• Written request: In the material below, find each line holding the string "measurements" and copy it.

• Provided entries:
——————

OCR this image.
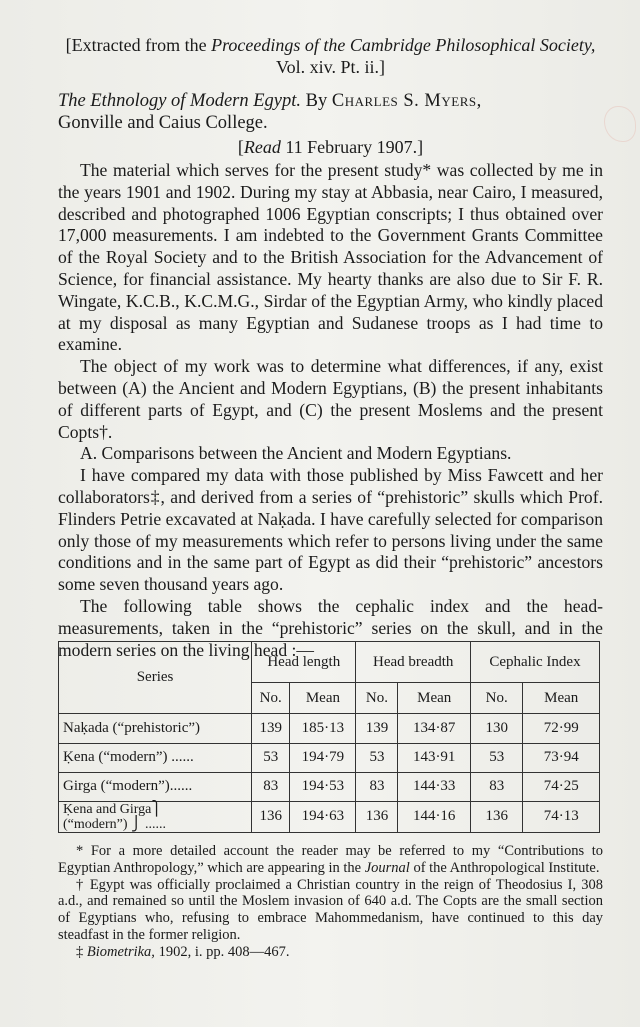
[Extracted from the Proceedings of the Cambridge Philosophical Society,
Vol. xiv. Pt. ii.]
The Ethnology of Modern Egypt. By Charles S. Myers,
Gonville and Caius College.
[Read 11 February 1907.]

The material which serves for the present study* was collected by me in the years 1901 and 1902. During my stay at Abbasia, near Cairo, I measured, described and photographed 1006 Egyptian conscripts; I thus obtained over 17,000 measurements. I am indebted to the Government Grants Committee of the Royal Society and to the British Association for the Advancement of Science, for financial assistance. My hearty thanks are also due to Sir F. R. Wingate, K.C.B., K.C.M.G., Sirdar of the Egyptian Army, who kindly placed at my disposal as many Egyptian and Sudanese troops as I had time to examine.

The object of my work was to determine what differences, if any, exist between (A) the Ancient and Modern Egyptians, (B) the present inhabitants of different parts of Egypt, and (C) the present Moslems and the present Copts†.

A. Comparisons between the Ancient and Modern Egyptians.

I have compared my data with those published by Miss Fawcett and her collaborators‡, and derived from a series of “prehistoric” skulls which Prof. Flinders Petrie excavated at Naḳada. I have carefully selected for comparison only those of my measurements which refer to persons living under the same conditions and in the same part of Egypt as did their “prehistoric” ancestors some seven thousand years ago.

The following table shows the cephalic index and the head-measurements, taken in the “prehistoric” series on the skull, and in the modern series on the living head :—

Series	Head length		Head breadth		Cephalic Index	
	No.	Mean	No.	Mean	No.	Mean
Naḳada (“prehistoric”)	139	185·13	139	134·87	130	72·99
Ḳena (“modern”) ......	53	194·79	53	143·91	53	73·94
Girga (“modern”)......	83	194·53	83	144·33	83	74·25
Ḳena and Girga⎫
(“modern”) ⎭ ......	136	194·63	136	144·16	136	74·13

* For a more detailed account the reader may be referred to my “Contributions to Egyptian Anthropology,” which are appearing in the Journal of the Anthropological Institute.

† Egypt was officially proclaimed a Christian country in the reign of Theodosius I, 308 a.d., and remained so until the Moslem invasion of 640 a.d. The Copts are the small section of Egyptians who, refusing to embrace Mahommedanism, have continued to this day steadfast in the former religion.

‡ Biometrika, 1902, i. pp. 408—467.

——————

• Task result:
The material which serves for the present study* was collected by me in the years 1901 and 1902. During my stay at Abbasia, near Cairo, I measured, described and photographed 1006 Egyptian conscripts; I thus obtained over 17,000 measurements. I am indebted to the Government Grants Committee of the Royal Society and to the British Association for the Advancement of Science, for financial assistance. My hearty thanks are also due to Sir F. R. Wingate, K.C.B., K.C.M.G., Sirdar of the Egyptian Army, who kindly placed at my disposal as many Egyptian and Sudanese troops as I had time to examine.
I have compared my data with those published by Miss Fawcett and her collaborators‡, and derived from a series of “prehistoric” skulls which Prof. Flinders Petrie excavated at Naḳada. I have carefully selected for comparison only those of my measurements which refer to persons living under the same conditions and in the same part of Egypt as did their “prehistoric” ancestors some seven thousand years ago.
The following table shows the cephalic index and the head-measurements, taken in the “prehistoric” series on the skull, and in the modern series on the living head :—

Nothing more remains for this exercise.